* BEGIN Provided data *

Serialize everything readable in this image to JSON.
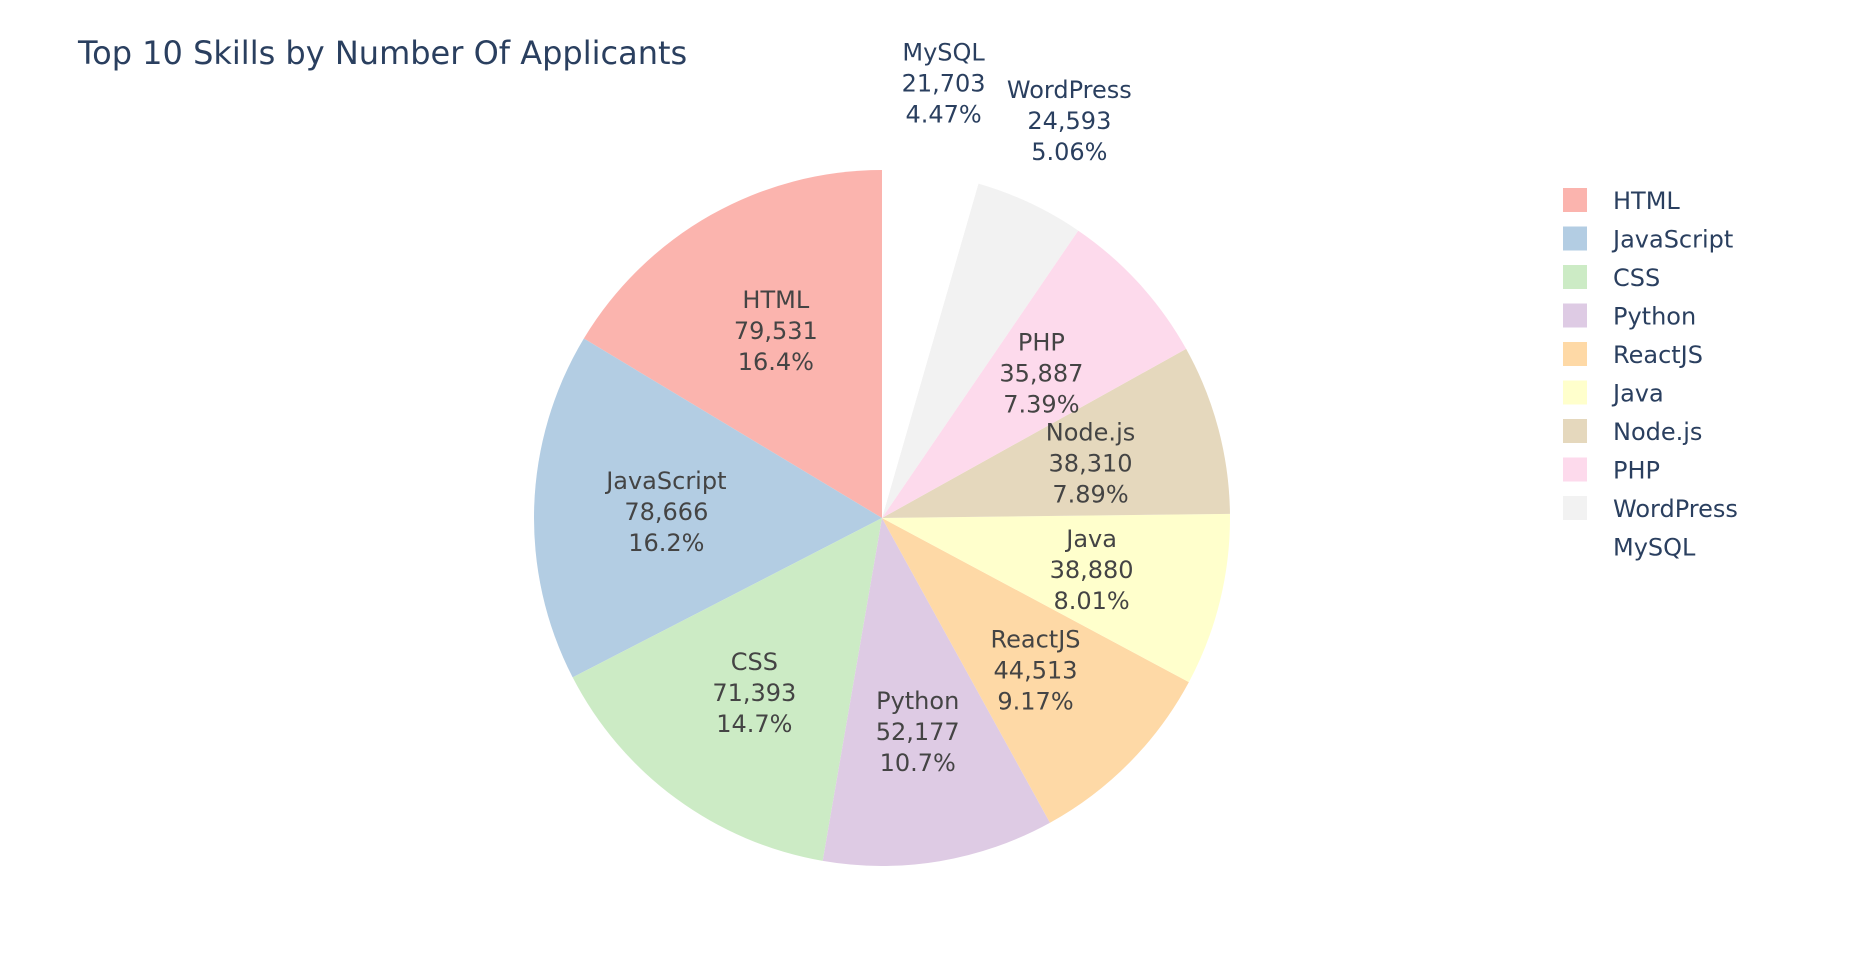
{
  "chart_data": {
    "type": "pie",
    "title": "Top 10 Skills by Number Of Applicants",
    "labels": [
      "HTML",
      "JavaScript",
      "CSS",
      "Python",
      "ReactJS",
      "Java",
      "Node.js",
      "PHP",
      "WordPress",
      "MySQL"
    ],
    "values": [
      79531,
      78666,
      71393,
      52177,
      44513,
      38880,
      38310,
      35887,
      24593,
      21703
    ],
    "value_labels": [
      "79,531",
      "78,666",
      "71,393",
      "52,177",
      "44,513",
      "38,880",
      "38,310",
      "35,887",
      "24,593",
      "21,703"
    ],
    "percent_labels": [
      "16.4%",
      "16.2%",
      "14.7%",
      "10.7%",
      "9.17%",
      "8.01%",
      "7.89%",
      "7.39%",
      "5.06%",
      "4.47%"
    ],
    "colors": [
      "#fbb4ae",
      "#b3cde3",
      "#ccebc5",
      "#decbe4",
      "#fed9a6",
      "#ffffcc",
      "#e5d8bd",
      "#fddaec",
      "#f2f2f2",
      "#ffffff"
    ],
    "label_color_inside": "#444444",
    "label_color_outside": "#2a3f5f",
    "direction": "counterclockwise",
    "rotation_start": "top",
    "textinfo": "label+value+percent",
    "legend_position": "right"
  }
}
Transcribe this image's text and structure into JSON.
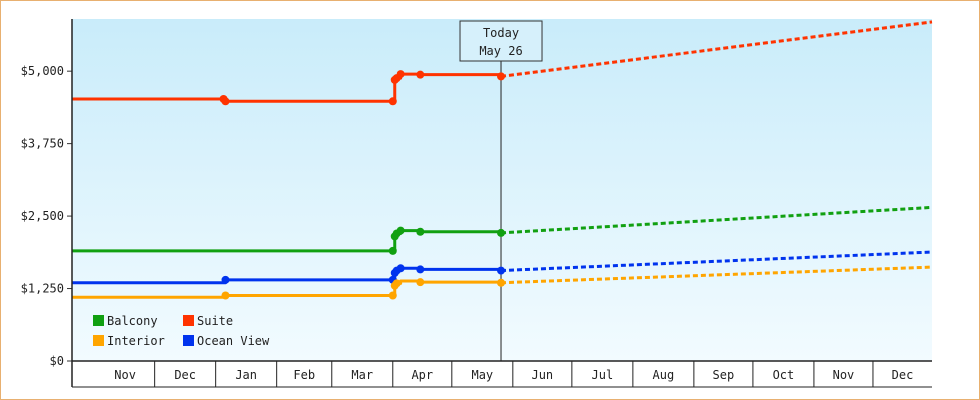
{
  "chart_data": {
    "type": "line",
    "y_ticks": [
      0,
      1250,
      2500,
      3750,
      5000
    ],
    "y_tick_labels": [
      "$0",
      "$1,250",
      "$2,500",
      "$3,750",
      "$5,000"
    ],
    "ylim": [
      0,
      5900
    ],
    "xlim": [
      "2024-10-20",
      "2025-12-31"
    ],
    "months": [
      {
        "label": "Nov",
        "start": "2024-11-01",
        "end": "2024-12-01"
      },
      {
        "label": "Dec",
        "start": "2024-12-01",
        "end": "2025-01-01"
      },
      {
        "label": "Jan",
        "start": "2025-01-01",
        "end": "2025-02-01"
      },
      {
        "label": "Feb",
        "start": "2025-02-01",
        "end": "2025-03-01"
      },
      {
        "label": "Mar",
        "start": "2025-03-01",
        "end": "2025-04-01"
      },
      {
        "label": "Apr",
        "start": "2025-04-01",
        "end": "2025-05-01"
      },
      {
        "label": "May",
        "start": "2025-05-01",
        "end": "2025-06-01"
      },
      {
        "label": "Jun",
        "start": "2025-06-01",
        "end": "2025-07-01"
      },
      {
        "label": "Jul",
        "start": "2025-07-01",
        "end": "2025-08-01"
      },
      {
        "label": "Aug",
        "start": "2025-08-01",
        "end": "2025-09-01"
      },
      {
        "label": "Sep",
        "start": "2025-09-01",
        "end": "2025-10-01"
      },
      {
        "label": "Oct",
        "start": "2025-10-01",
        "end": "2025-11-01"
      },
      {
        "label": "Nov",
        "start": "2025-11-01",
        "end": "2025-12-01"
      },
      {
        "label": "Dec",
        "start": "2025-12-01",
        "end": "2025-12-31"
      }
    ],
    "today": {
      "line1": "Today",
      "line2": "May 26",
      "date": "2025-05-26"
    },
    "legend": {
      "placement": "bottom-left"
    },
    "series": [
      {
        "name": "Suite",
        "color": "#ff3300",
        "history": [
          {
            "x": "2024-10-20",
            "y": 4520
          },
          {
            "x": "2025-01-05",
            "y": 4520
          },
          {
            "x": "2025-01-06",
            "y": 4480
          },
          {
            "x": "2025-04-01",
            "y": 4480
          },
          {
            "x": "2025-04-02",
            "y": 4850
          },
          {
            "x": "2025-04-03",
            "y": 4880
          },
          {
            "x": "2025-04-05",
            "y": 4950
          },
          {
            "x": "2025-04-15",
            "y": 4940
          },
          {
            "x": "2025-05-26",
            "y": 4910
          }
        ],
        "markers": [
          "2025-01-05",
          "2025-01-06",
          "2025-04-01",
          "2025-04-02",
          "2025-04-03",
          "2025-04-05",
          "2025-04-15",
          "2025-05-26"
        ],
        "forecast": [
          {
            "x": "2025-05-26",
            "y": 4910
          },
          {
            "x": "2025-12-31",
            "y": 5850
          }
        ]
      },
      {
        "name": "Balcony",
        "color": "#11a011",
        "history": [
          {
            "x": "2024-10-20",
            "y": 1900
          },
          {
            "x": "2025-04-01",
            "y": 1900
          },
          {
            "x": "2025-04-02",
            "y": 2150
          },
          {
            "x": "2025-04-03",
            "y": 2200
          },
          {
            "x": "2025-04-05",
            "y": 2250
          },
          {
            "x": "2025-04-15",
            "y": 2230
          },
          {
            "x": "2025-05-26",
            "y": 2210
          }
        ],
        "markers": [
          "2025-04-01",
          "2025-04-02",
          "2025-04-03",
          "2025-04-05",
          "2025-04-15",
          "2025-05-26"
        ],
        "forecast": [
          {
            "x": "2025-05-26",
            "y": 2210
          },
          {
            "x": "2025-12-31",
            "y": 2650
          }
        ]
      },
      {
        "name": "Ocean View",
        "color": "#0033ee",
        "history": [
          {
            "x": "2024-10-20",
            "y": 1350
          },
          {
            "x": "2025-01-05",
            "y": 1350
          },
          {
            "x": "2025-01-06",
            "y": 1400
          },
          {
            "x": "2025-04-01",
            "y": 1400
          },
          {
            "x": "2025-04-02",
            "y": 1520
          },
          {
            "x": "2025-04-03",
            "y": 1560
          },
          {
            "x": "2025-04-05",
            "y": 1600
          },
          {
            "x": "2025-04-15",
            "y": 1580
          },
          {
            "x": "2025-05-26",
            "y": 1560
          }
        ],
        "markers": [
          "2025-01-06",
          "2025-04-01",
          "2025-04-02",
          "2025-04-03",
          "2025-04-05",
          "2025-04-15",
          "2025-05-26"
        ],
        "forecast": [
          {
            "x": "2025-05-26",
            "y": 1560
          },
          {
            "x": "2025-12-31",
            "y": 1880
          }
        ]
      },
      {
        "name": "Interior",
        "color": "#ffa500",
        "history": [
          {
            "x": "2024-10-20",
            "y": 1100
          },
          {
            "x": "2025-01-05",
            "y": 1100
          },
          {
            "x": "2025-01-06",
            "y": 1130
          },
          {
            "x": "2025-04-01",
            "y": 1130
          },
          {
            "x": "2025-04-02",
            "y": 1300
          },
          {
            "x": "2025-04-03",
            "y": 1340
          },
          {
            "x": "2025-04-05",
            "y": 1380
          },
          {
            "x": "2025-04-15",
            "y": 1360
          },
          {
            "x": "2025-05-26",
            "y": 1350
          }
        ],
        "markers": [
          "2025-01-06",
          "2025-04-01",
          "2025-04-02",
          "2025-04-03",
          "2025-04-15",
          "2025-05-26"
        ],
        "forecast": [
          {
            "x": "2025-05-26",
            "y": 1350
          },
          {
            "x": "2025-12-31",
            "y": 1620
          }
        ]
      }
    ]
  }
}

* END Provided data *

=== Exercise ===
Quote the records in their entirety, keeping the wording exact and excluding pictures.

=== Finished exercise ===
Serialize everything readable in this image to JSON.
{
  "chart_data": {
    "type": "pie",
    "title": "Top 10 Skills by Number Of Applicants",
    "labels": [
      "HTML",
      "JavaScript",
      "CSS",
      "Python",
      "ReactJS",
      "Java",
      "Node.js",
      "PHP",
      "WordPress",
      "MySQL"
    ],
    "values": [
      79531,
      78666,
      71393,
      52177,
      44513,
      38880,
      38310,
      35887,
      24593,
      21703
    ],
    "value_labels": [
      "79,531",
      "78,666",
      "71,393",
      "52,177",
      "44,513",
      "38,880",
      "38,310",
      "35,887",
      "24,593",
      "21,703"
    ],
    "percent_labels": [
      "16.4%",
      "16.2%",
      "14.7%",
      "10.7%",
      "9.17%",
      "8.01%",
      "7.89%",
      "7.39%",
      "5.06%",
      "4.47%"
    ],
    "colors": [
      "#fbb4ae",
      "#b3cde3",
      "#ccebc5",
      "#decbe4",
      "#fed9a6",
      "#ffffcc",
      "#e5d8bd",
      "#fddaec",
      "#f2f2f2",
      "#ffffff"
    ],
    "label_color_inside": "#444444",
    "label_color_outside": "#2a3f5f",
    "direction": "counterclockwise",
    "rotation_start": "top",
    "textinfo": "label+value+percent",
    "legend_position": "right"
  }
}
Transcribe this image's text and structure into JSON.
{
  "chart_data": {
    "type": "line",
    "y_ticks": [
      0,
      1250,
      2500,
      3750,
      5000
    ],
    "y_tick_labels": [
      "$0",
      "$1,250",
      "$2,500",
      "$3,750",
      "$5,000"
    ],
    "ylim": [
      0,
      5900
    ],
    "xlim": [
      "2024-10-20",
      "2025-12-31"
    ],
    "months": [
      {
        "label": "Nov",
        "start": "2024-11-01",
        "end": "2024-12-01"
      },
      {
        "label": "Dec",
        "start": "2024-12-01",
        "end": "2025-01-01"
      },
      {
        "label": "Jan",
        "start": "2025-01-01",
        "end": "2025-02-01"
      },
      {
        "label": "Feb",
        "start": "2025-02-01",
        "end": "2025-03-01"
      },
      {
        "label": "Mar",
        "start": "2025-03-01",
        "end": "2025-04-01"
      },
      {
        "label": "Apr",
        "start": "2025-04-01",
        "end": "2025-05-01"
      },
      {
        "label": "May",
        "start": "2025-05-01",
        "end": "2025-06-01"
      },
      {
        "label": "Jun",
        "start": "2025-06-01",
        "end": "2025-07-01"
      },
      {
        "label": "Jul",
        "start": "2025-07-01",
        "end": "2025-08-01"
      },
      {
        "label": "Aug",
        "start": "2025-08-01",
        "end": "2025-09-01"
      },
      {
        "label": "Sep",
        "start": "2025-09-01",
        "end": "2025-10-01"
      },
      {
        "label": "Oct",
        "start": "2025-10-01",
        "end": "2025-11-01"
      },
      {
        "label": "Nov",
        "start": "2025-11-01",
        "end": "2025-12-01"
      },
      {
        "label": "Dec",
        "start": "2025-12-01",
        "end": "2025-12-31"
      }
    ],
    "today": {
      "line1": "Today",
      "line2": "May 26",
      "date": "2025-05-26"
    },
    "legend": {
      "placement": "bottom-left"
    },
    "series": [
      {
        "name": "Suite",
        "color": "#ff3300",
        "history": [
          {
            "x": "2024-10-20",
            "y": 4520
          },
          {
            "x": "2025-01-05",
            "y": 4520
          },
          {
            "x": "2025-01-06",
            "y": 4480
          },
          {
            "x": "2025-04-01",
            "y": 4480
          },
          {
            "x": "2025-04-02",
            "y": 4850
          },
          {
            "x": "2025-04-03",
            "y": 4880
          },
          {
            "x": "2025-04-05",
            "y": 4950
          },
          {
            "x": "2025-04-15",
            "y": 4940
          },
          {
            "x": "2025-05-26",
            "y": 4910
          }
        ],
        "markers": [
          "2025-01-05",
          "2025-01-06",
          "2025-04-01",
          "2025-04-02",
          "2025-04-03",
          "2025-04-05",
          "2025-04-15",
          "2025-05-26"
        ],
        "forecast": [
          {
            "x": "2025-05-26",
            "y": 4910
          },
          {
            "x": "2025-12-31",
            "y": 5850
          }
        ]
      },
      {
        "name": "Balcony",
        "color": "#11a011",
        "history": [
          {
            "x": "2024-10-20",
            "y": 1900
          },
          {
            "x": "2025-04-01",
            "y": 1900
          },
          {
            "x": "2025-04-02",
            "y": 2150
          },
          {
            "x": "2025-04-03",
            "y": 2200
          },
          {
            "x": "2025-04-05",
            "y": 2250
          },
          {
            "x": "2025-04-15",
            "y": 2230
          },
          {
            "x": "2025-05-26",
            "y": 2210
          }
        ],
        "markers": [
          "2025-04-01",
          "2025-04-02",
          "2025-04-03",
          "2025-04-05",
          "2025-04-15",
          "2025-05-26"
        ],
        "forecast": [
          {
            "x": "2025-05-26",
            "y": 2210
          },
          {
            "x": "2025-12-31",
            "y": 2650
          }
        ]
      },
      {
        "name": "Ocean View",
        "color": "#0033ee",
        "history": [
          {
            "x": "2024-10-20",
            "y": 1350
          },
          {
            "x": "2025-01-05",
            "y": 1350
          },
          {
            "x": "2025-01-06",
            "y": 1400
          },
          {
            "x": "2025-04-01",
            "y": 1400
          },
          {
            "x": "2025-04-02",
            "y": 1520
          },
          {
            "x": "2025-04-03",
            "y": 1560
          },
          {
            "x": "2025-04-05",
            "y": 1600
          },
          {
            "x": "2025-04-15",
            "y": 1580
          },
          {
            "x": "2025-05-26",
            "y": 1560
          }
        ],
        "markers": [
          "2025-01-06",
          "2025-04-01",
          "2025-04-02",
          "2025-04-03",
          "2025-04-05",
          "2025-04-15",
          "2025-05-26"
        ],
        "forecast": [
          {
            "x": "2025-05-26",
            "y": 1560
          },
          {
            "x": "2025-12-31",
            "y": 1880
          }
        ]
      },
      {
        "name": "Interior",
        "color": "#ffa500",
        "history": [
          {
            "x": "2024-10-20",
            "y": 1100
          },
          {
            "x": "2025-01-05",
            "y": 1100
          },
          {
            "x": "2025-01-06",
            "y": 1130
          },
          {
            "x": "2025-04-01",
            "y": 1130
          },
          {
            "x": "2025-04-02",
            "y": 1300
          },
          {
            "x": "2025-04-03",
            "y": 1340
          },
          {
            "x": "2025-04-05",
            "y": 1380
          },
          {
            "x": "2025-04-15",
            "y": 1360
          },
          {
            "x": "2025-05-26",
            "y": 1350
          }
        ],
        "markers": [
          "2025-01-06",
          "2025-04-01",
          "2025-04-02",
          "2025-04-03",
          "2025-04-15",
          "2025-05-26"
        ],
        "forecast": [
          {
            "x": "2025-05-26",
            "y": 1350
          },
          {
            "x": "2025-12-31",
            "y": 1620
          }
        ]
      }
    ]
  }
}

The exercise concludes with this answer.